Dataset items:
>>>>

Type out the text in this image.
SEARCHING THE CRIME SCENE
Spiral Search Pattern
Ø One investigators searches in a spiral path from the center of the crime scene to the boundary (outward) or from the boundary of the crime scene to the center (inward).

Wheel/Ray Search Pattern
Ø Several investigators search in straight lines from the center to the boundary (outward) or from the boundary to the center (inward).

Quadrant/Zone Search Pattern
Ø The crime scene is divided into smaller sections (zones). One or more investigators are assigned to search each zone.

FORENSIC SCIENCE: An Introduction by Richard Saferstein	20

<<<<

WHAT YOU WILL DO:
Using the material above, copy every line in which the string "inward" occurs.

OUTPUT:
Ø One investigators searches in a spiral path from the center of the crime scene to the boundary (outward) or from the boundary of the crime scene to the center (inward).
Ø Several investigators search in straight lines from the center to the boundary (outward) or from the boundary to the center (inward).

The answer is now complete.